Пример подобного понимания — «литургию вне церкви» — мы находим в «Преступлении и наказании» (ч. 4, гл. 4). Соня читает Раскольникову Евангелие, за этим следует исповедь (до покаяния Раскольникову еще далеко), сопровождаемая традиционным для таинства элементом: Соня накрывает голову Раскольникова своим платком. Церковь здесь существует в мире как возможность Церкви, её спонтанная актуализация не зависит от границ, диктуемых канонами и догматикой. Отсутствие у подлинной церкви конкретной, авторитетной и исторической локализации легко прочитывается и в поучениях старца Зосимы, «пантеистический» уклон наставлений наводит на мысль, что границы церкви распространяются до границ мира, включая природу, общество, государство (как в рецензии И. Карамазова) и, конечно, сам русский народ, актуально или потенциально представляющий собой «народ Божий». То, что церковь — весь народ, Достоевский отмечает в записках к «Дневнику писателя» (27, 57), ссылаясь на Окружное послание восточных патриархов 1848 г., известное ему, вероятно, из произведений Хомякова, часто цитировавшего этот тезис.
Наиболее последовательно вся совокупность экклезиологических идей и образов представлена Достоевским в поэме Ивана Карамазова. Легенду часто связывают с критическим отношением Достоевского к католицизму и сводят к влиянию аналогичных идей А. С. Хомякова. Однако толкование образов Легенды дает гораздо более сложную картину, чем простое противопоставление не истинной, «католической» церкви Великого инквизитора какой-то другой — истинной (православной) церкви, представленной молчащим Христом и его паствой. Прежде всего, важно обратить внимание на два обстоятельства: Легенду написал И. Карамазов — автор одобренной отцами Зосимой и Паисием рецензии на книгу о церковном суде, где описана теократия будущего. Что такое церковь как земное царство, формулирует и о. Паисий: «Господь наш Иисус Христос именно приходил установить церковь на земле.

________________________________________

ВАШИ ЗАДАНИЯ
[a] Перечислите всё, что, согласно отрывку о Достоевском, включают границы церкви, когда они распространяются до границ мира.
[b] Приведите из отрывка о Достоевском часть, которая открывается словами «Наиболее последовательно вся» и завершается словами «церковь на земле.». При этом замените «рецензии» на «статьи».

ИСХОДНЫЙ МАТЕРИАЛ
________________________________________

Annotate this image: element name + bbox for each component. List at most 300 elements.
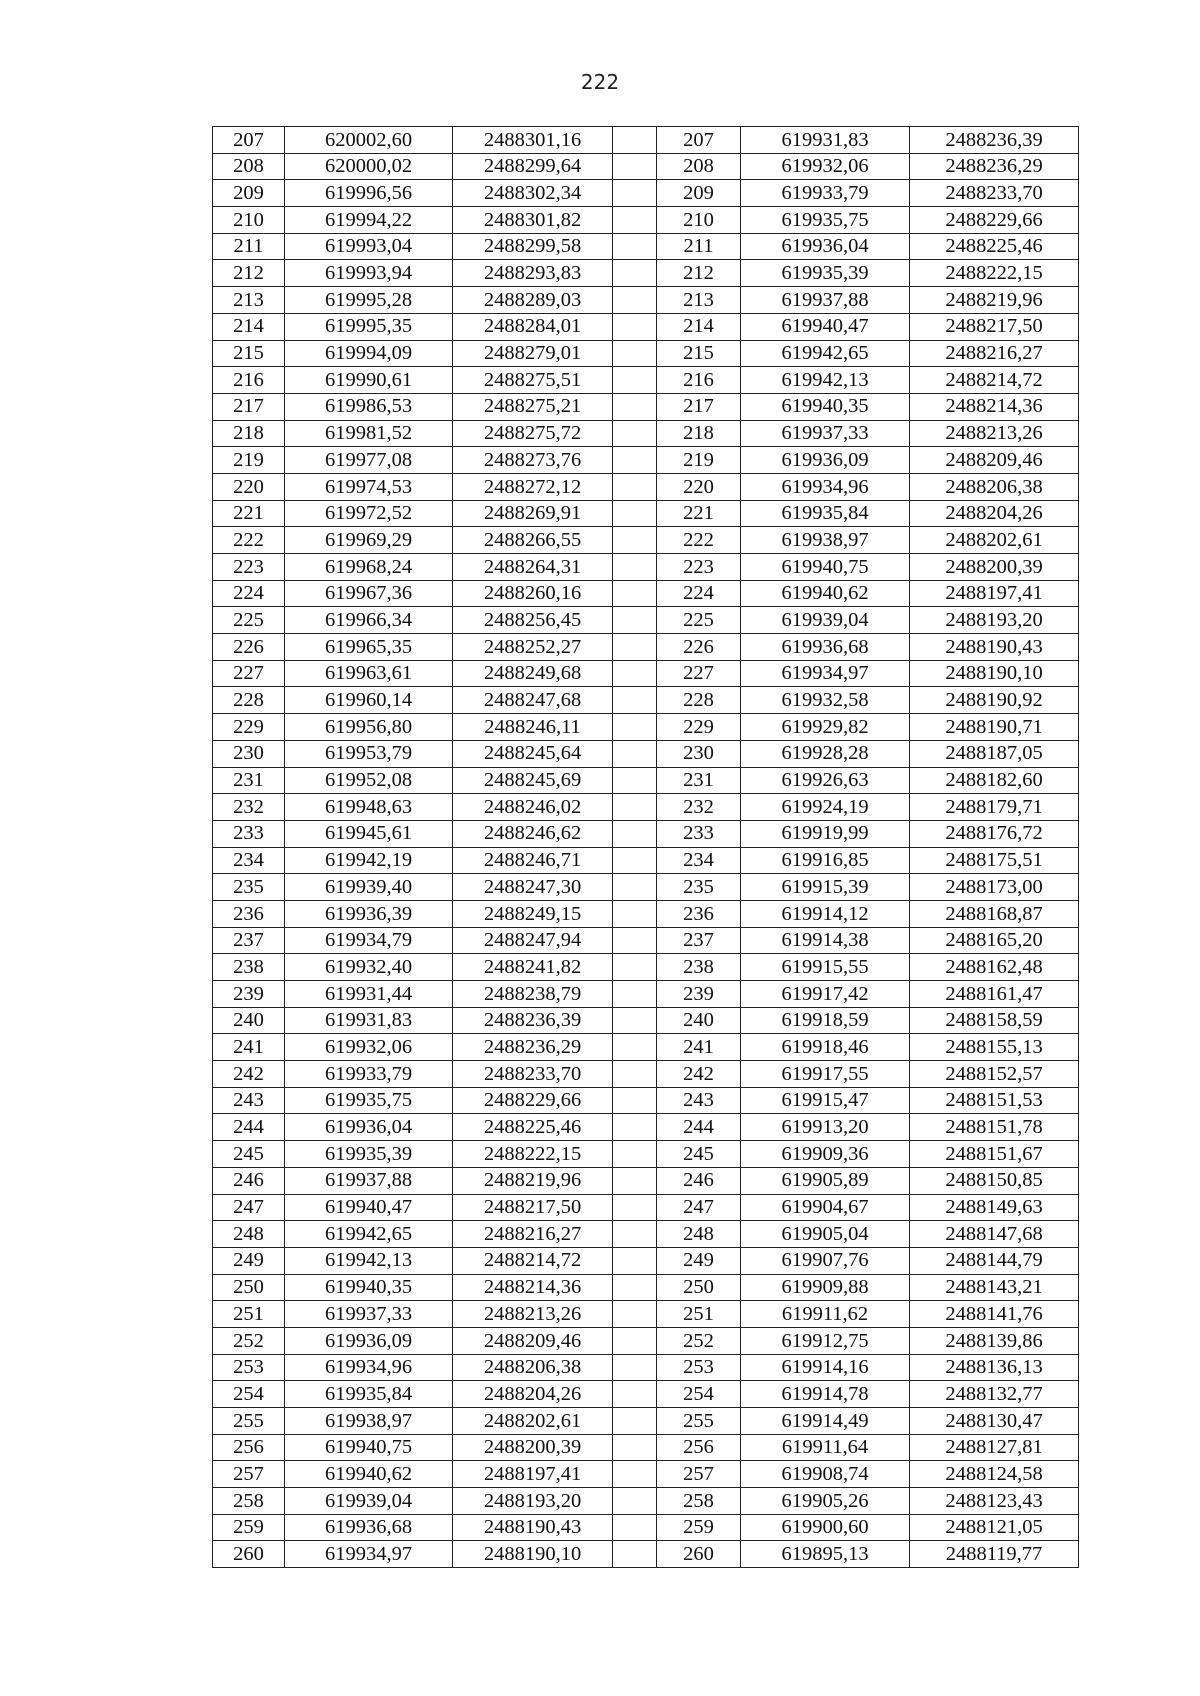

________________________________________

ОТВЕТЫ К ЗАДАНИЯМ
[a] Природа, общество, государство, русский народ.

[b]
Наиболее последовательно вся совокупность экклезиологических идей и образов представлена Достоевским в поэме Ивана Карамазова. Легенду часто связывают с критическим отношением Достоевского к католицизму и сводят к влиянию аналогичных идей А. С. Хомякова. Однако толкование образов Легенды дает гораздо более сложную картину, чем простое противопоставление не истинной, «католической» церкви Великого инквизитора какой-то другой — истинной (православной) церкви, представленной молчащим Христом и его паствой. Прежде всего, важно обратить внимание на два обстоятельства: Легенду написал И. Карамазов — автор одобренной отцами Зосимой и Паисием статьи на книгу о церковном суде, где описана теократия будущего. Что такое церковь как земное царство, формулирует и о. Паисий: «Господь наш Иисус Христос именно приходил установить церковь на земле.